# [Dataset extract]
-- Start --

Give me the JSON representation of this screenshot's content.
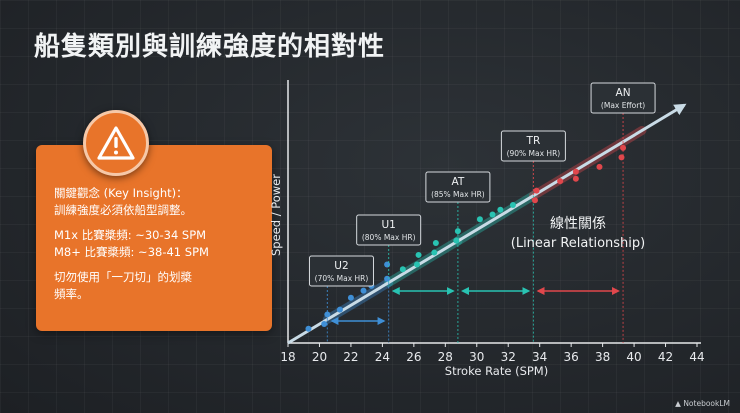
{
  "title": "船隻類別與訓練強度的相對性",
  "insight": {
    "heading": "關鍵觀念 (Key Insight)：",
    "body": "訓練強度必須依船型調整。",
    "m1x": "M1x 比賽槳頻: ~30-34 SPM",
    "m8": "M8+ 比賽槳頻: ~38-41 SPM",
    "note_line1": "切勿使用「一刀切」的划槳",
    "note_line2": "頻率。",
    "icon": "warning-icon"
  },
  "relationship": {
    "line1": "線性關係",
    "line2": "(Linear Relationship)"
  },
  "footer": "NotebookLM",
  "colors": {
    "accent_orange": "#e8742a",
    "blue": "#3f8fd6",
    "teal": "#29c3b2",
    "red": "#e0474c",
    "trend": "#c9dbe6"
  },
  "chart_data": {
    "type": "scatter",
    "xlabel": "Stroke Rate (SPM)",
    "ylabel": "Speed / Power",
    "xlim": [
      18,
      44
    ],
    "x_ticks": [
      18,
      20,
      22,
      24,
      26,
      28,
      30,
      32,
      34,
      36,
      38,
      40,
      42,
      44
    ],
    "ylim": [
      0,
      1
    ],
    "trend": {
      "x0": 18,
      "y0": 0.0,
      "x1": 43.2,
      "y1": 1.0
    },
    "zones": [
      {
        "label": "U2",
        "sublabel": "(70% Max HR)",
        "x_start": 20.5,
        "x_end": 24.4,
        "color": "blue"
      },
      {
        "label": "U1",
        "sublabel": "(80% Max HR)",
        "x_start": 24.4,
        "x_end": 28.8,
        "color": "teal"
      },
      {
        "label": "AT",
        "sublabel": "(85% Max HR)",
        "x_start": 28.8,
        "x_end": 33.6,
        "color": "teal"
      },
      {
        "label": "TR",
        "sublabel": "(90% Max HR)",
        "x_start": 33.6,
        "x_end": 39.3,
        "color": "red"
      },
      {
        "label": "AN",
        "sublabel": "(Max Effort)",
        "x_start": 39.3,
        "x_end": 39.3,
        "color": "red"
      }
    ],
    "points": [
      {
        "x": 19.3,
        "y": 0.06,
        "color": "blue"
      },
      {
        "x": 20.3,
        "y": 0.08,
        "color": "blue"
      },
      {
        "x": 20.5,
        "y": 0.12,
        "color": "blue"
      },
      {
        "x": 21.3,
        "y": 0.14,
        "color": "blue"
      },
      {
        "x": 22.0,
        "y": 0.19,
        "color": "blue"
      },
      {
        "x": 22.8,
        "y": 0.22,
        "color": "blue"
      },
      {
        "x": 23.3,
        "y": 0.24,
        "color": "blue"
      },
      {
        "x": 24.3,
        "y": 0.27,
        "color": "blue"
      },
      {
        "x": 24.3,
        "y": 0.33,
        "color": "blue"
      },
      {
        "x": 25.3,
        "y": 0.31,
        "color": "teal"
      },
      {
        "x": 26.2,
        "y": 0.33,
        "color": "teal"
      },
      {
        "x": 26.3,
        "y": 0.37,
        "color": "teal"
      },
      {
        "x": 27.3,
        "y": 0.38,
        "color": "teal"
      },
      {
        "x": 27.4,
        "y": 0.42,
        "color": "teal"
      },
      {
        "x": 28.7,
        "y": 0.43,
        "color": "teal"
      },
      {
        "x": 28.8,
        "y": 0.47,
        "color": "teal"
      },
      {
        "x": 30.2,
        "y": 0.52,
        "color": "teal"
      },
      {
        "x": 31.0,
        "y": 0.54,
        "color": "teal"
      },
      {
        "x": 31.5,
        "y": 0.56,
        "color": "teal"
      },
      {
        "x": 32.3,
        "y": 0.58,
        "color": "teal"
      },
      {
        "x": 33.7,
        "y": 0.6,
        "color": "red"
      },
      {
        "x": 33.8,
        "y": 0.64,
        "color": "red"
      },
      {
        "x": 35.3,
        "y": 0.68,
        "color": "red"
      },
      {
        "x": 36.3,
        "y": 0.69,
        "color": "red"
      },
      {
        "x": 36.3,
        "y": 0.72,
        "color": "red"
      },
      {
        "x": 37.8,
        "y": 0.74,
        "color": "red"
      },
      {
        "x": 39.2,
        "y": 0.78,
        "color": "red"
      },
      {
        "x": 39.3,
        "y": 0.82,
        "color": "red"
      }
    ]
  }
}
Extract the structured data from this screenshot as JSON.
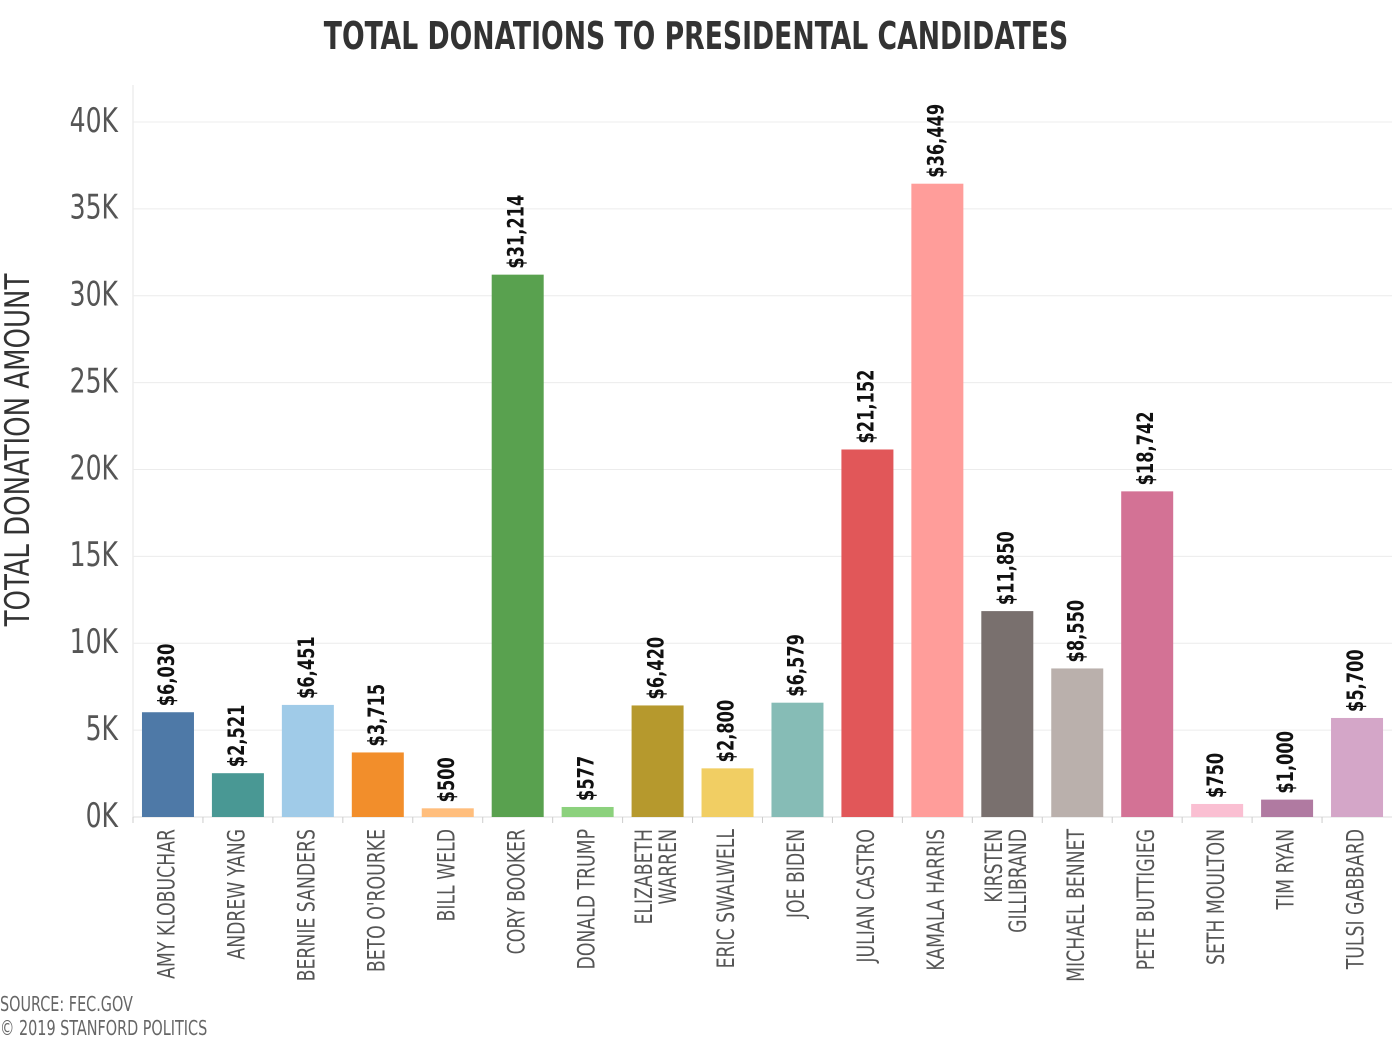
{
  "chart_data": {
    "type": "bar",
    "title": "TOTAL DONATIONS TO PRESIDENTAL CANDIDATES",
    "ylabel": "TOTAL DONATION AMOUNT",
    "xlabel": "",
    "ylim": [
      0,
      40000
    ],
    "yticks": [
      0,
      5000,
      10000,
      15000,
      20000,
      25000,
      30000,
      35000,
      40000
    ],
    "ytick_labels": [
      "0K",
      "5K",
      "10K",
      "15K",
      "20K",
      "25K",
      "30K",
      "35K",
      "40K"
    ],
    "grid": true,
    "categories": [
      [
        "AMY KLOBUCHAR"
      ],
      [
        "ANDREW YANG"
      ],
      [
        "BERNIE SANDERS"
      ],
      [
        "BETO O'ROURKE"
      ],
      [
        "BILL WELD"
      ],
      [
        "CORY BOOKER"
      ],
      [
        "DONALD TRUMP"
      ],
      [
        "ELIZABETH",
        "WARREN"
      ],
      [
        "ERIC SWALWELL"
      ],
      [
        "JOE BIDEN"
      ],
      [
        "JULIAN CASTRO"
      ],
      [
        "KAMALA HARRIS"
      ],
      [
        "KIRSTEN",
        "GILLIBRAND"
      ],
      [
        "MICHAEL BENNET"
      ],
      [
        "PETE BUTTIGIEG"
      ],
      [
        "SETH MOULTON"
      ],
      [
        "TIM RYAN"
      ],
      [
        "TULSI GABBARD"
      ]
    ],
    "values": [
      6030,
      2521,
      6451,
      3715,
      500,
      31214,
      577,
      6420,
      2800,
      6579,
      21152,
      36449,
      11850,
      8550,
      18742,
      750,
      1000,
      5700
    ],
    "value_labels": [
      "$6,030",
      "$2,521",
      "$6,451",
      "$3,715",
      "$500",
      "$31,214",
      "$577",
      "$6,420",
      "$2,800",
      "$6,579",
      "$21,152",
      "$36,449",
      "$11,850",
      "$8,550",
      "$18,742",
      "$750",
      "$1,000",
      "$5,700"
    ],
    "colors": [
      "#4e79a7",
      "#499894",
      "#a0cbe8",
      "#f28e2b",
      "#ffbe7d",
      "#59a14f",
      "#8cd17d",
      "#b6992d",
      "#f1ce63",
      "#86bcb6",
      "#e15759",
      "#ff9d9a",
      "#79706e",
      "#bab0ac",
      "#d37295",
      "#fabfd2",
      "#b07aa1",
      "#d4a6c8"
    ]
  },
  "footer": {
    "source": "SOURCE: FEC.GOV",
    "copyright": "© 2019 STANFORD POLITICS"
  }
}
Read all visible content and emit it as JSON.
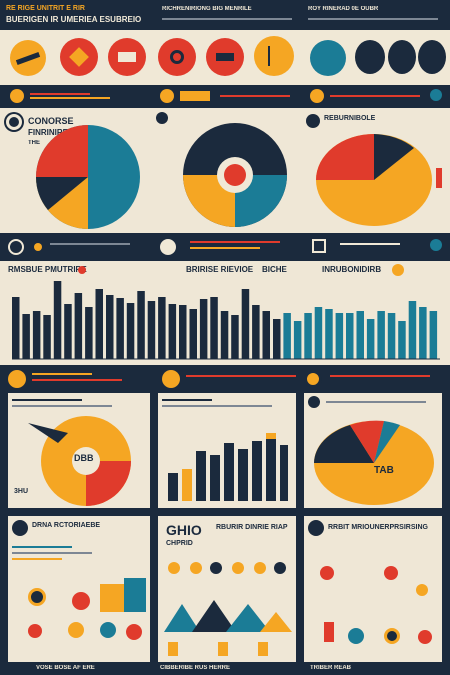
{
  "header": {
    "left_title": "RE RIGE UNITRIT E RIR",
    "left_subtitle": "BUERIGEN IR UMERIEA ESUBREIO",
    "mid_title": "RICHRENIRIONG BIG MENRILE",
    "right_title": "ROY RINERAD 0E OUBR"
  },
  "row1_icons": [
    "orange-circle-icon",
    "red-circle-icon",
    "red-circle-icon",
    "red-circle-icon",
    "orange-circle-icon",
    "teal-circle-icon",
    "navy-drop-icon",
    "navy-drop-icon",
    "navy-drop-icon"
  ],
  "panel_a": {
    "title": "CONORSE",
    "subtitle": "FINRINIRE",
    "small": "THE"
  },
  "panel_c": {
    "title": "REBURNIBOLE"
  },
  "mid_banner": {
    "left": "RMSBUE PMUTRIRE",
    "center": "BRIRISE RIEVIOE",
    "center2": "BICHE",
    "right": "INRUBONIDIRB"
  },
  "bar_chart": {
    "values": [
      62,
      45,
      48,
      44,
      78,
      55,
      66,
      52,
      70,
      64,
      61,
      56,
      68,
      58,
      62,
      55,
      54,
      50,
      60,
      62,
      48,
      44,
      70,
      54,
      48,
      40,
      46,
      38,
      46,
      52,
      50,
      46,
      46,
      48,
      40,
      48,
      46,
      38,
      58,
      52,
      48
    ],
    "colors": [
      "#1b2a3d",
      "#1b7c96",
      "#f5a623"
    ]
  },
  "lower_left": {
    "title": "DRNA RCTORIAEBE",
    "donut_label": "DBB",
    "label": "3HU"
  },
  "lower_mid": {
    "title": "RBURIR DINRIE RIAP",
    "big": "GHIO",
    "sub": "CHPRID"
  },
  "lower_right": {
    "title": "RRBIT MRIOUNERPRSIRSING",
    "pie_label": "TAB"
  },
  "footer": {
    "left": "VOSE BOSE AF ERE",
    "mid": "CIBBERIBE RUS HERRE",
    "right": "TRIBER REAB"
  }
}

-- End --

# [Goal of the exercise]
Exactly as written, give again every line from the one containing "Read all visible content and emit it as JSON." through the last line of the material, both included, with the pictures left out.

# [Solution for this problem]
Read all visible content and emit it as JSON.
{
  "header": {
    "left_title": "RE RIGE UNITRIT E RIR",
    "left_subtitle": "BUERIGEN IR UMERIEA ESUBREIO",
    "mid_title": "RICHRENIRIONG BIG MENRILE",
    "right_title": "ROY RINERAD 0E OUBR"
  },
  "row1_icons": [
    "orange-circle-icon",
    "red-circle-icon",
    "red-circle-icon",
    "red-circle-icon",
    "orange-circle-icon",
    "teal-circle-icon",
    "navy-drop-icon",
    "navy-drop-icon",
    "navy-drop-icon"
  ],
  "panel_a": {
    "title": "CONORSE",
    "subtitle": "FINRINIRE",
    "small": "THE"
  },
  "panel_c": {
    "title": "REBURNIBOLE"
  },
  "mid_banner": {
    "left": "RMSBUE PMUTRIRE",
    "center": "BRIRISE RIEVIOE",
    "center2": "BICHE",
    "right": "INRUBONIDIRB"
  },
  "bar_chart": {
    "values": [
      62,
      45,
      48,
      44,
      78,
      55,
      66,
      52,
      70,
      64,
      61,
      56,
      68,
      58,
      62,
      55,
      54,
      50,
      60,
      62,
      48,
      44,
      70,
      54,
      48,
      40,
      46,
      38,
      46,
      52,
      50,
      46,
      46,
      48,
      40,
      48,
      46,
      38,
      58,
      52,
      48
    ],
    "colors": [
      "#1b2a3d",
      "#1b7c96",
      "#f5a623"
    ]
  },
  "lower_left": {
    "title": "DRNA RCTORIAEBE",
    "donut_label": "DBB",
    "label": "3HU"
  },
  "lower_mid": {
    "title": "RBURIR DINRIE RIAP",
    "big": "GHIO",
    "sub": "CHPRID"
  },
  "lower_right": {
    "title": "RRBIT MRIOUNERPRSIRSING",
    "pie_label": "TAB"
  },
  "footer": {
    "left": "VOSE BOSE AF ERE",
    "mid": "CIBBERIBE RUS HERRE",
    "right": "TRIBER REAB"
  }
}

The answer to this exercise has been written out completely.